> [Instructions to follow]:
Among the entries below, find the lines with "adjusted" and copy them.

> [Given data]:
= = = = =

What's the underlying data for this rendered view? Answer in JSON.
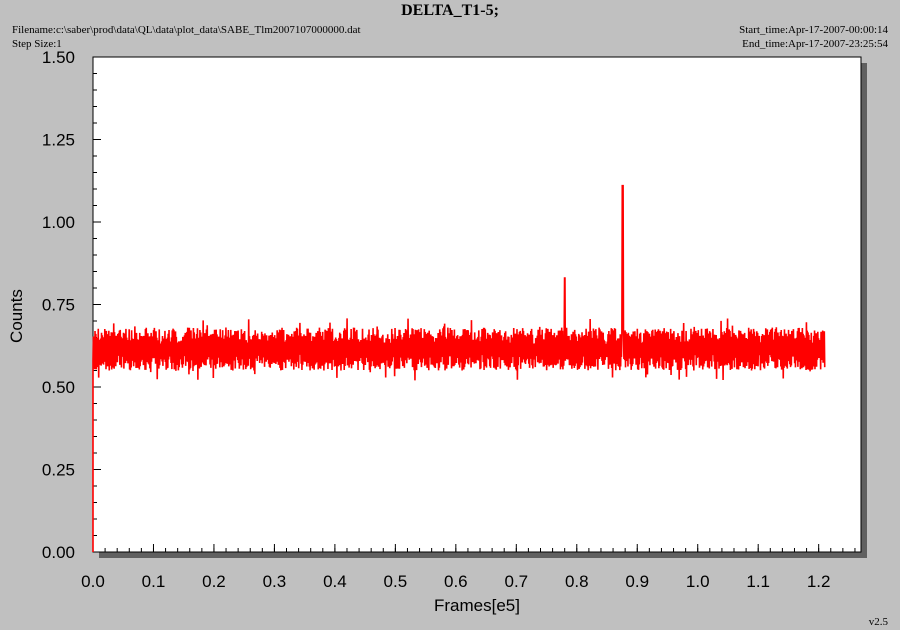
{
  "header": {
    "title": "DELTA_T1-5;",
    "filename": "Filename:c:\\saber\\prod\\data\\QL\\data\\plot_data\\SABE_Tlm2007107000000.dat",
    "step_size": "Step Size:1",
    "start_time": "Start_time:Apr-17-2007-00:00:14",
    "end_time": "End_time:Apr-17-2007-23:25:54"
  },
  "footer": {
    "version": "v2.5"
  },
  "colors": {
    "plot_bg": "#ffffff",
    "page_bg": "#c0c0c0",
    "series": "#ff0000",
    "shadow": "#606060"
  },
  "chart_data": {
    "type": "line",
    "title": "DELTA_T1-5;",
    "xlabel": "Frames[e5]",
    "ylabel": "Counts",
    "xlim": [
      0,
      1.27
    ],
    "ylim": [
      0,
      1.5
    ],
    "xticks": [
      0.0,
      0.1,
      0.2,
      0.3,
      0.4,
      0.5,
      0.6,
      0.7,
      0.8,
      0.9,
      1.0,
      1.1,
      1.2
    ],
    "xtick_labels": [
      "0.0",
      "0.1",
      "0.2",
      "0.3",
      "0.4",
      "0.5",
      "0.6",
      "0.7",
      "0.8",
      "0.9",
      "1.0",
      "1.1",
      "1.2"
    ],
    "yticks": [
      0.0,
      0.25,
      0.5,
      0.75,
      1.0,
      1.25,
      1.5
    ],
    "ytick_labels": [
      "0.00",
      "0.25",
      "0.50",
      "0.75",
      "1.00",
      "1.25",
      "1.50"
    ],
    "grid": false,
    "series": [
      {
        "x_range": [
          0.0,
          1.21
        ],
        "baseline_band": [
          0.55,
          0.68
        ],
        "initial_value": 0.0,
        "spikes": [
          {
            "x": 0.78,
            "y": 0.83
          },
          {
            "x": 0.876,
            "y": 1.11
          }
        ]
      }
    ]
  }
}
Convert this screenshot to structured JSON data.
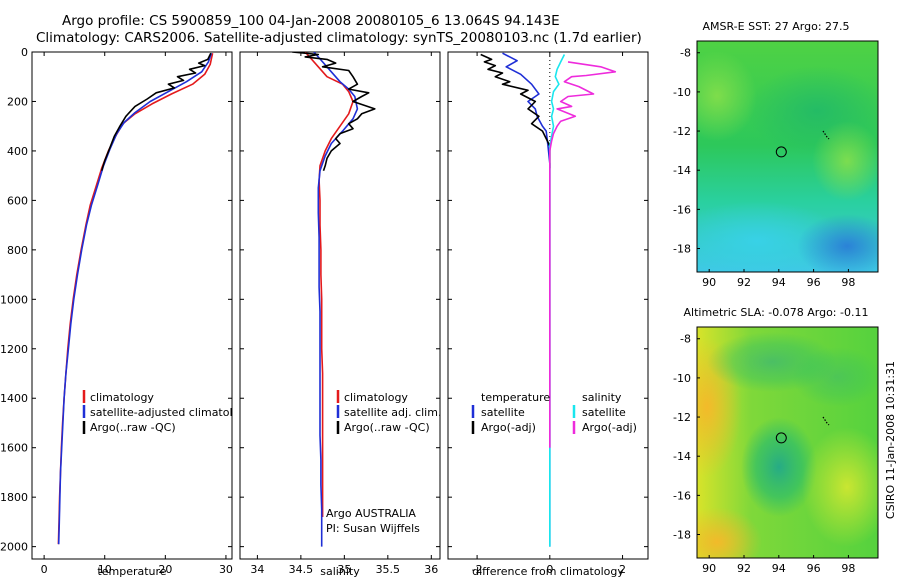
{
  "header": {
    "line1": "Argo profile: CS 5900859_100 04-Jan-2008 20080105_6 13.064S 94.143E",
    "line2": "Climatology: CARS2006. Satellite-adjusted climatology: synTS_20080103.nc (1.7d earlier)"
  },
  "colors": {
    "red": "#e41a1c",
    "blue": "#1f2fd6",
    "black": "#000000",
    "cyan": "#19e6ee",
    "magenta": "#ee2bdc"
  },
  "chart_data": [
    {
      "type": "line",
      "title": "",
      "xlabel": "temperature",
      "ylabel": "",
      "xlim": [
        -2,
        31
      ],
      "ylim": [
        2050,
        0
      ],
      "xticks": [
        0,
        10,
        20,
        30
      ],
      "yticks": [
        0,
        200,
        400,
        600,
        800,
        1000,
        1200,
        1400,
        1600,
        1800,
        2000
      ],
      "series": [
        {
          "name": "climatology",
          "color": "red",
          "points": [
            [
              27.8,
              5
            ],
            [
              27.4,
              50
            ],
            [
              26.5,
              90
            ],
            [
              24.5,
              130
            ],
            [
              21,
              170
            ],
            [
              17.8,
              210
            ],
            [
              15,
              250
            ],
            [
              13,
              290
            ],
            [
              11.8,
              340
            ],
            [
              10.6,
              400
            ],
            [
              9.5,
              470
            ],
            [
              8.5,
              550
            ],
            [
              7.6,
              620
            ],
            [
              6.9,
              700
            ],
            [
              6.1,
              800
            ],
            [
              5.4,
              900
            ],
            [
              4.8,
              1000
            ],
            [
              4.3,
              1100
            ],
            [
              3.9,
              1200
            ],
            [
              3.6,
              1300
            ],
            [
              3.3,
              1400
            ],
            [
              3.05,
              1500
            ],
            [
              2.85,
              1600
            ],
            [
              2.7,
              1700
            ],
            [
              2.55,
              1800
            ],
            [
              2.45,
              1900
            ],
            [
              2.35,
              1990
            ]
          ]
        },
        {
          "name": "satellite-adjusted climatology",
          "color": "blue",
          "points": [
            [
              27.6,
              5
            ],
            [
              27.1,
              40
            ],
            [
              26,
              80
            ],
            [
              23.5,
              120
            ],
            [
              20.5,
              160
            ],
            [
              17.5,
              200
            ],
            [
              15,
              245
            ],
            [
              13.2,
              285
            ],
            [
              12,
              330
            ],
            [
              10.9,
              390
            ],
            [
              9.8,
              460
            ],
            [
              8.8,
              540
            ],
            [
              7.8,
              620
            ],
            [
              7,
              700
            ],
            [
              6.2,
              800
            ],
            [
              5.5,
              900
            ],
            [
              4.9,
              1000
            ],
            [
              4.4,
              1100
            ],
            [
              4,
              1200
            ],
            [
              3.6,
              1300
            ],
            [
              3.3,
              1400
            ],
            [
              3.1,
              1500
            ],
            [
              2.9,
              1600
            ],
            [
              2.7,
              1700
            ],
            [
              2.6,
              1800
            ],
            [
              2.5,
              1900
            ],
            [
              2.4,
              1990
            ]
          ]
        },
        {
          "name": "Argo(..raw -QC)",
          "color": "black",
          "points": [
            [
              27.5,
              5
            ],
            [
              27,
              30
            ],
            [
              25.5,
              45
            ],
            [
              26.5,
              55
            ],
            [
              24,
              70
            ],
            [
              25,
              85
            ],
            [
              22,
              100
            ],
            [
              23,
              115
            ],
            [
              20.5,
              130
            ],
            [
              21.5,
              145
            ],
            [
              18.5,
              165
            ],
            [
              17,
              190
            ],
            [
              15,
              220
            ],
            [
              13.5,
              260
            ],
            [
              12.5,
              300
            ],
            [
              11.6,
              340
            ],
            [
              10.8,
              390
            ],
            [
              10,
              440
            ],
            [
              9.5,
              480
            ]
          ]
        }
      ],
      "legend": {
        "position": "bottom-right",
        "entries": [
          "climatology",
          "satellite-adjusted climatology",
          "Argo(..raw -QC)"
        ]
      }
    },
    {
      "type": "line",
      "title": "",
      "xlabel": "salinity",
      "ylabel": "",
      "xlim": [
        33.8,
        36.1
      ],
      "ylim": [
        2050,
        0
      ],
      "xticks": [
        34,
        34.5,
        35,
        35.5,
        36
      ],
      "series": [
        {
          "name": "climatology",
          "color": "red",
          "points": [
            [
              34.55,
              0
            ],
            [
              34.7,
              60
            ],
            [
              34.8,
              100
            ],
            [
              34.98,
              130
            ],
            [
              35.05,
              160
            ],
            [
              35.1,
              200
            ],
            [
              35.05,
              250
            ],
            [
              34.95,
              300
            ],
            [
              34.85,
              350
            ],
            [
              34.78,
              400
            ],
            [
              34.72,
              460
            ],
            [
              34.71,
              520
            ],
            [
              34.72,
              600
            ],
            [
              34.72,
              700
            ],
            [
              34.73,
              800
            ],
            [
              34.73,
              900
            ],
            [
              34.74,
              1000
            ],
            [
              34.74,
              1100
            ],
            [
              34.74,
              1200
            ],
            [
              34.75,
              1300
            ],
            [
              34.75,
              1400
            ],
            [
              34.75,
              1500
            ],
            [
              34.75,
              1600
            ],
            [
              34.75,
              1700
            ],
            [
              34.75,
              1800
            ],
            [
              34.75,
              1880
            ]
          ]
        },
        {
          "name": "satellite adj. clim.",
          "color": "blue",
          "points": [
            [
              34.65,
              0
            ],
            [
              34.75,
              40
            ],
            [
              34.85,
              80
            ],
            [
              34.95,
              120
            ],
            [
              35.05,
              150
            ],
            [
              35.12,
              180
            ],
            [
              35.15,
              230
            ],
            [
              35.1,
              270
            ],
            [
              34.98,
              320
            ],
            [
              34.85,
              370
            ],
            [
              34.78,
              420
            ],
            [
              34.72,
              480
            ],
            [
              34.7,
              550
            ],
            [
              34.7,
              650
            ],
            [
              34.71,
              750
            ],
            [
              34.71,
              850
            ],
            [
              34.71,
              950
            ],
            [
              34.72,
              1050
            ],
            [
              34.72,
              1150
            ],
            [
              34.72,
              1250
            ],
            [
              34.72,
              1350
            ],
            [
              34.72,
              1450
            ],
            [
              34.72,
              1550
            ],
            [
              34.73,
              1650
            ],
            [
              34.73,
              1750
            ],
            [
              34.74,
              1850
            ],
            [
              34.74,
              2000
            ]
          ]
        },
        {
          "name": "Argo(..raw -QC)",
          "color": "black",
          "points": [
            [
              34.4,
              0
            ],
            [
              34.7,
              10
            ],
            [
              34.55,
              20
            ],
            [
              34.8,
              30
            ],
            [
              34.9,
              45
            ],
            [
              34.75,
              60
            ],
            [
              35.05,
              75
            ],
            [
              35.1,
              100
            ],
            [
              35.15,
              130
            ],
            [
              35.05,
              150
            ],
            [
              35.28,
              165
            ],
            [
              35.2,
              180
            ],
            [
              35.1,
              200
            ],
            [
              35.35,
              230
            ],
            [
              35.2,
              250
            ],
            [
              35.15,
              270
            ],
            [
              35.05,
              290
            ],
            [
              35.1,
              310
            ],
            [
              34.95,
              330
            ],
            [
              34.9,
              350
            ],
            [
              34.95,
              370
            ],
            [
              34.85,
              400
            ],
            [
              34.8,
              430
            ],
            [
              34.78,
              460
            ],
            [
              34.76,
              480
            ]
          ]
        }
      ],
      "legend": {
        "position": "bottom-right",
        "entries": [
          "climatology",
          "satellite adj. clim.",
          "Argo(..raw -QC)"
        ]
      },
      "annotation": [
        "Argo AUSTRALIA",
        "PI: Susan Wijffels"
      ]
    },
    {
      "type": "line",
      "title": "",
      "xlabel": "difference from climatology",
      "ylabel": "",
      "xlim": [
        -2.8,
        2.7
      ],
      "ylim": [
        2050,
        0
      ],
      "xticks": [
        -2,
        0,
        2
      ],
      "series": [
        {
          "name": "temperature satellite",
          "color": "blue",
          "points": [
            [
              -1.3,
              5
            ],
            [
              -0.9,
              35
            ],
            [
              -1.2,
              60
            ],
            [
              -0.8,
              90
            ],
            [
              -0.5,
              130
            ],
            [
              -0.3,
              170
            ],
            [
              -0.6,
              200
            ],
            [
              -0.4,
              230
            ],
            [
              -0.35,
              260
            ],
            [
              -0.2,
              300
            ],
            [
              -0.1,
              320
            ],
            [
              -0.05,
              380
            ],
            [
              0,
              450
            ],
            [
              0,
              600
            ],
            [
              0,
              800
            ],
            [
              0,
              1000
            ],
            [
              0,
              1200
            ],
            [
              0,
              1400
            ],
            [
              0,
              1600
            ],
            [
              0,
              1800
            ],
            [
              0,
              2000
            ]
          ]
        },
        {
          "name": "temperature Argo(-adj)",
          "color": "black",
          "points": [
            [
              -1.9,
              10
            ],
            [
              -1.6,
              30
            ],
            [
              -1.8,
              40
            ],
            [
              -1.5,
              55
            ],
            [
              -1.7,
              70
            ],
            [
              -1.3,
              85
            ],
            [
              -1.5,
              100
            ],
            [
              -1.1,
              120
            ],
            [
              -1.3,
              130
            ],
            [
              -0.6,
              155
            ],
            [
              -0.8,
              170
            ],
            [
              -0.4,
              200
            ],
            [
              -0.6,
              230
            ],
            [
              -0.3,
              260
            ],
            [
              -0.5,
              290
            ],
            [
              -0.2,
              320
            ],
            [
              -0.1,
              350
            ],
            [
              0,
              380
            ],
            [
              0,
              420
            ],
            [
              0,
              470
            ]
          ]
        },
        {
          "name": "salinity satellite",
          "color": "cyan",
          "points": [
            [
              0.4,
              10
            ],
            [
              0.3,
              40
            ],
            [
              0.2,
              70
            ],
            [
              0.15,
              100
            ],
            [
              0.25,
              130
            ],
            [
              0.1,
              160
            ],
            [
              0.05,
              200
            ],
            [
              0.1,
              230
            ],
            [
              0.05,
              260
            ],
            [
              0.1,
              300
            ],
            [
              0.05,
              340
            ],
            [
              0,
              380
            ],
            [
              0,
              450
            ],
            [
              0,
              600
            ],
            [
              0,
              800
            ],
            [
              0,
              1000
            ],
            [
              0,
              1200
            ],
            [
              0,
              1400
            ],
            [
              0,
              1600
            ],
            [
              0,
              1800
            ],
            [
              0,
              2000
            ]
          ]
        },
        {
          "name": "salinity Argo(-adj)",
          "color": "magenta",
          "points": [
            [
              0.5,
              40
            ],
            [
              1.4,
              60
            ],
            [
              1.8,
              80
            ],
            [
              1.0,
              95
            ],
            [
              0.6,
              100
            ],
            [
              0.4,
              120
            ],
            [
              0.8,
              140
            ],
            [
              1.2,
              170
            ],
            [
              0.5,
              180
            ],
            [
              0.3,
              200
            ],
            [
              0.6,
              220
            ],
            [
              0.2,
              230
            ],
            [
              0.7,
              260
            ],
            [
              0.3,
              280
            ],
            [
              0.2,
              300
            ],
            [
              0.1,
              330
            ],
            [
              0.05,
              360
            ],
            [
              0,
              400
            ],
            [
              0,
              1000
            ],
            [
              0,
              1600
            ]
          ]
        }
      ],
      "legend": {
        "position": "bottom",
        "temperature_heading": "temperature",
        "salinity_heading": "salinity",
        "entries": [
          "satellite",
          "Argo(-adj)",
          "satellite",
          "Argo(-adj)"
        ]
      }
    },
    {
      "type": "heatmap",
      "title": "AMSR-E SST: 27 Argo: 27.5",
      "xlim": [
        89.3,
        99.7
      ],
      "ylim": [
        -19.2,
        -7.4
      ],
      "xticks": [
        90,
        92,
        94,
        96,
        98
      ],
      "yticks": [
        -8,
        -10,
        -12,
        -14,
        -16,
        -18
      ],
      "marker": [
        94.143,
        -13.064
      ]
    },
    {
      "type": "heatmap",
      "title": "Altimetric SLA: -0.078 Argo: -0.11",
      "xlim": [
        89.3,
        99.7
      ],
      "ylim": [
        -19.2,
        -7.4
      ],
      "xticks": [
        90,
        92,
        94,
        96,
        98
      ],
      "yticks": [
        -8,
        -10,
        -12,
        -14,
        -16,
        -18
      ],
      "marker": [
        94.143,
        -13.064
      ]
    }
  ],
  "footer": {
    "credit": "CSIRO 11-Jan-2008 10:31:31"
  }
}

= = = = =

> [The result]:
    "line2": "Climatology: CARS2006. Satellite-adjusted climatology: synTS_20080103.nc (1.7d earlier)"
          "name": "satellite-adjusted climatology",
          "satellite-adjusted climatology",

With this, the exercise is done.